▶ Your instructions
Go through the entries below and copy each line containing the word "name".

▶ Dataset entries

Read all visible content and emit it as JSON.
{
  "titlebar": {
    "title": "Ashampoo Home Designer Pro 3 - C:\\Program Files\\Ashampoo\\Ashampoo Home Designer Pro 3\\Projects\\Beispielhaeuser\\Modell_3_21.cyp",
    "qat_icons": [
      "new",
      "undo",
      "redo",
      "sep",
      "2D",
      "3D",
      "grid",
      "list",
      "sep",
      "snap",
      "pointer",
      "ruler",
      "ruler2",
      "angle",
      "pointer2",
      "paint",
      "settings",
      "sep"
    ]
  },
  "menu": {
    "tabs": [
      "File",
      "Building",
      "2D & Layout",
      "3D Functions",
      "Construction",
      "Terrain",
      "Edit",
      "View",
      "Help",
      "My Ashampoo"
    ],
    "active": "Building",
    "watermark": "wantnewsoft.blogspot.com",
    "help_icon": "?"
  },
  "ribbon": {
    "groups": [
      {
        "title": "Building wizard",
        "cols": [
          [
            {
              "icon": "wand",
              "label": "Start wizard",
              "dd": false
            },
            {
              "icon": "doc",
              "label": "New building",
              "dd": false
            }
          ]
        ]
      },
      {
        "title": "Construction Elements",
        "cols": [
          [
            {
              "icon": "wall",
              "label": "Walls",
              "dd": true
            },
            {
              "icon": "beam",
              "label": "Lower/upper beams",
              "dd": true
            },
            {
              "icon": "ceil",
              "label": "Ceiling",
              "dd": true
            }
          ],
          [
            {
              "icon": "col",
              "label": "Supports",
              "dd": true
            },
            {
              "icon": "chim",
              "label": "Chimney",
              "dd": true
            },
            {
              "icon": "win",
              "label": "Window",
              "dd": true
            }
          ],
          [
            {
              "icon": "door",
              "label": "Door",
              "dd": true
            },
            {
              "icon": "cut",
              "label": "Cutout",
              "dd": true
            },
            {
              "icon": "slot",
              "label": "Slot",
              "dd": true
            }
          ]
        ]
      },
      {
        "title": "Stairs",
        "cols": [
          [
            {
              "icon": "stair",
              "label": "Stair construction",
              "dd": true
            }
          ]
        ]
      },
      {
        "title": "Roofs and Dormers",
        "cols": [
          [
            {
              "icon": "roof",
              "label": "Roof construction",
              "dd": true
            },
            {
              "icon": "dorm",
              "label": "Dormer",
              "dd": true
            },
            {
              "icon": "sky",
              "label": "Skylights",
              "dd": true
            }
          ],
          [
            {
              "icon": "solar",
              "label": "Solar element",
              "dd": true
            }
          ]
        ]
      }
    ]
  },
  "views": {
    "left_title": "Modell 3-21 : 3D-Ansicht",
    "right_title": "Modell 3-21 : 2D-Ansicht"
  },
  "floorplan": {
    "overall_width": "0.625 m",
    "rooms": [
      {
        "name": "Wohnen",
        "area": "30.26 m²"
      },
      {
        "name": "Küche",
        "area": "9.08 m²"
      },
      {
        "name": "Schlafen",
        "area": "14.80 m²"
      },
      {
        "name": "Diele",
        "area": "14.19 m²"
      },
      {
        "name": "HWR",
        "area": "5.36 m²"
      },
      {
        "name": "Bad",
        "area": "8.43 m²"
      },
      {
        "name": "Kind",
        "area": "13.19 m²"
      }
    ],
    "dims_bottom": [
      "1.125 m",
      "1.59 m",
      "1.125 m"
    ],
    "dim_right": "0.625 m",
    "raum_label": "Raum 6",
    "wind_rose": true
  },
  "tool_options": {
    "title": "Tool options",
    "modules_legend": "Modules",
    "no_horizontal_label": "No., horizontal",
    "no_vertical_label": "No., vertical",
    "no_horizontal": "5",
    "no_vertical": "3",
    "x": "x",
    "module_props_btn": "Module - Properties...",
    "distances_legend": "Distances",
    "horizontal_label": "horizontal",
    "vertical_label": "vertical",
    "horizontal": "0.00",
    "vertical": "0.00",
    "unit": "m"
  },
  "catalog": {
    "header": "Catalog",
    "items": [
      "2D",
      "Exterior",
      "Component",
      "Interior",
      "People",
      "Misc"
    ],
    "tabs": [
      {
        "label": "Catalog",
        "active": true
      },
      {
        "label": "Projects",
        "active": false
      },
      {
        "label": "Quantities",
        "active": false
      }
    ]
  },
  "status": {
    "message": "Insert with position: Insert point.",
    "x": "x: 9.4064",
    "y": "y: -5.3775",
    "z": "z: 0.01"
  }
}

▶ Written solution
        "name": "Wohnen",
        "name": "Küche",
        "name": "Schlafen",
        "name": "Diele",
        "name": "HWR",
        "name": "Bad",
        "name": "Kind",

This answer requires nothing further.